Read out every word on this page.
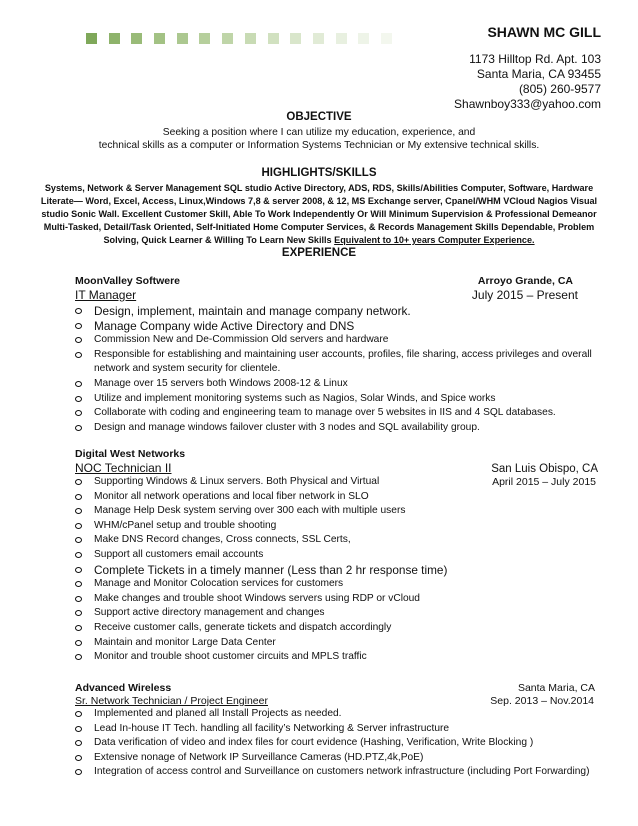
SHAWN MC GILL
1173 Hilltop Rd. Apt. 103
Santa Maria, CA 93455
(805) 260-9577
Shawnboy333@yahoo.com
OBJECTIVE
Seeking a position where I can utilize my education, experience, and
technical skills as a computer or Information Systems Technician or My extensive technical skills.
HIGHLIGHTS/SKILLS
Systems, Network & Server Management SQL studio Active Directory, ADS, RDS, Skills/Abilities Computer, Software, Hardware Literate— Word, Excel, Access, Linux,Windows 7,8 & server 2008, & 12, MS Exchange server, Cpanel/WHM VCloud Nagios Visual studio Sonic Wall. Excellent Customer Skill, Able To Work Independently Or Will Minimum Supervision & Professional Demeanor Multi-Tasked, Detail/Task Oriented, Self-Initiated Home Computer Services, & Records Management Skills Dependable, Problem Solving, Quick Learner & Willing To Learn New Skills Equivalent to 10+ years Computer Experience.
EXPERIENCE
MoonValley Softwere	Arroyo Grande, CA
IT Manager	July 2015 – Present
Design, implement, maintain and manage company network.
Manage Company wide Active Directory and DNS
Commission New and De-Commission Old servers and hardware
Responsible for establishing and maintaining user accounts, profiles, file sharing, access privileges and overall network and system security for clientele.
Manage over 15 servers both Windows 2008-12 & Linux
Utilize and implement monitoring systems such as Nagios, Solar Winds, and Spice works
Collaborate with coding and engineering team to manage over 5 websites in IIS and 4 SQL databases.
Design and manage windows failover cluster with 3 nodes and SQL availability group.
Digital West Networks
NOC Technician II	San Luis Obispo, CA
Supporting Windows & Linux servers. Both Physical and Virtual	April 2015 – July 2015
Monitor all network operations and local fiber network in SLO
Manage Help Desk system serving over 300 each with multiple users
WHM/cPanel setup and trouble shooting
Make DNS Record changes, Cross connects, SSL Certs,
Support all customers email accounts
Complete Tickets in a timely manner (Less than 2 hr response time)
Manage and Monitor Colocation services for customers
Make changes and trouble shoot Windows servers using RDP or vCloud
Support active directory management and changes
Receive customer calls, generate tickets and dispatch accordingly
Maintain and monitor Large Data Center
Monitor and trouble shoot customer circuits and MPLS traffic
Advanced Wireless	Santa Maria, CA
Sr. Network Technician / Project Engineer	Sep. 2013 – Nov.2014
Implemented and planed all Install Projects as needed.
Lead In-house IT Tech. handling all facility’s Networking & Server infrastructure
Data verification of video and index files for court evidence (Hashing, Verification, Write Blocking )
Extensive nonage of Network IP Surveillance Cameras (HD.PTZ,4k,PoE)
Integration of access control and Surveillance on customers network infrastructure (including Port Forwarding)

- To do -
Among the lines of the material, find those that hold the word "Santa" and copy them.

- Solution -
Santa Maria, CA 93455
Advanced Wireless	Santa Maria, CA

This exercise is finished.